Report each line of the data that has "content" somewhere in it.

^^^^^^^^^^^^^^^^

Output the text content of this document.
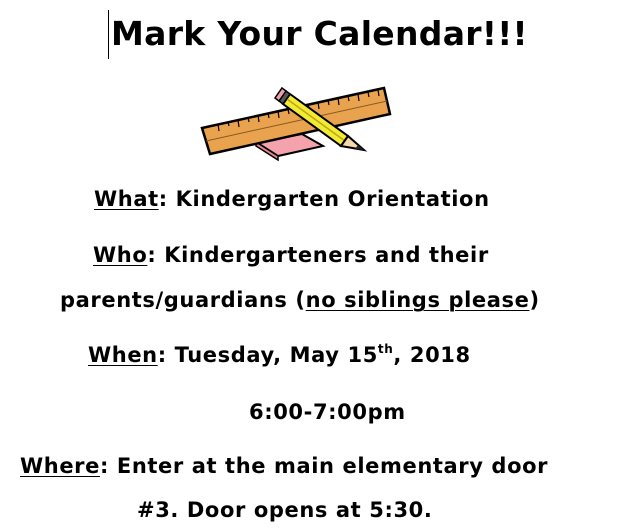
Mark Your Calendar!!!
What: Kindergarten Orientation
Who: Kindergarteners and their
parents/guardians (no siblings please)
When: Tuesday, May 15th, 2018
6:00-7:00pm
Where: Enter at the main elementary door
#3. Door opens at 5:30.
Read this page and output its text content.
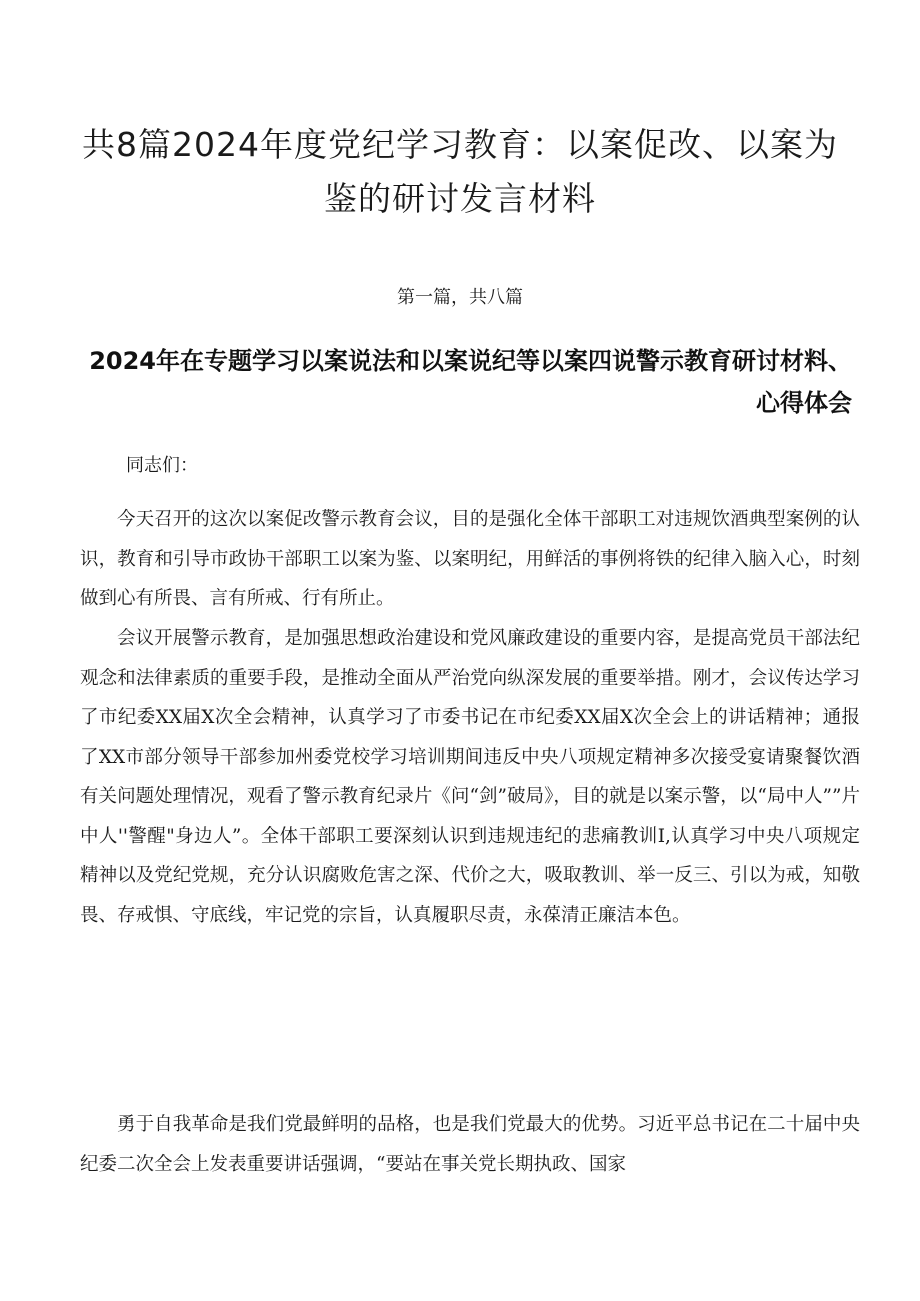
共8篇2024年度党纪学习教育：以案促改、以案为鉴的研讨发言材料
第一篇，共八篇
2024年在专题学习以案说法和以案说纪等以案四说警示教育研讨材料、心得体会
同志们：

今天召开的这次以案促改警示教育会议，目的是强化全体干部职工对违规饮酒典型案例的认识，教育和引导市政协干部职工以案为鉴、以案明纪，用鲜活的事例将铁的纪律入脑入心，时刻做到心有所畏、言有所戒、行有所止。

会议开展警示教育，是加强思想政治建设和党风廉政建设的重要内容，是提高党员干部法纪观念和法律素质的重要手段，是推动全面从严治党向纵深发展的重要举措。刚才，会议传达学习了市纪委XX届X次全会精神，认真学习了市委书记在市纪委XX届X次全会上的讲话精神；通报了XX市部分领导干部参加州委党校学习培训期间违反中央八项规定精神多次接受宴请聚餐饮酒有关问题处理情况，观看了警示教育纪录片《问“剑”破局》，目的就是以案示警，以“局中人””片中人''警醒"身边人”。全体干部职工要深刻认识到违规违纪的悲痛教训I,认真学习中央八项规定精神以及党纪党规，充分认识腐败危害之深、代价之大，吸取教训、举一反三、引以为戒，知敬畏、存戒惧、守底线，牢记党的宗旨，认真履职尽责，永葆清正廉洁本色。

勇于自我革命是我们党最鲜明的品格，也是我们党最大的优势。习近平总书记在二十届中央纪委二次全会上发表重要讲话强调，“要站在事关党长期执政、国家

^^^^^^^^^^^^^^^^

* SOLUTION BELOW *
Output the text content of this document.
Read this page and output its text content.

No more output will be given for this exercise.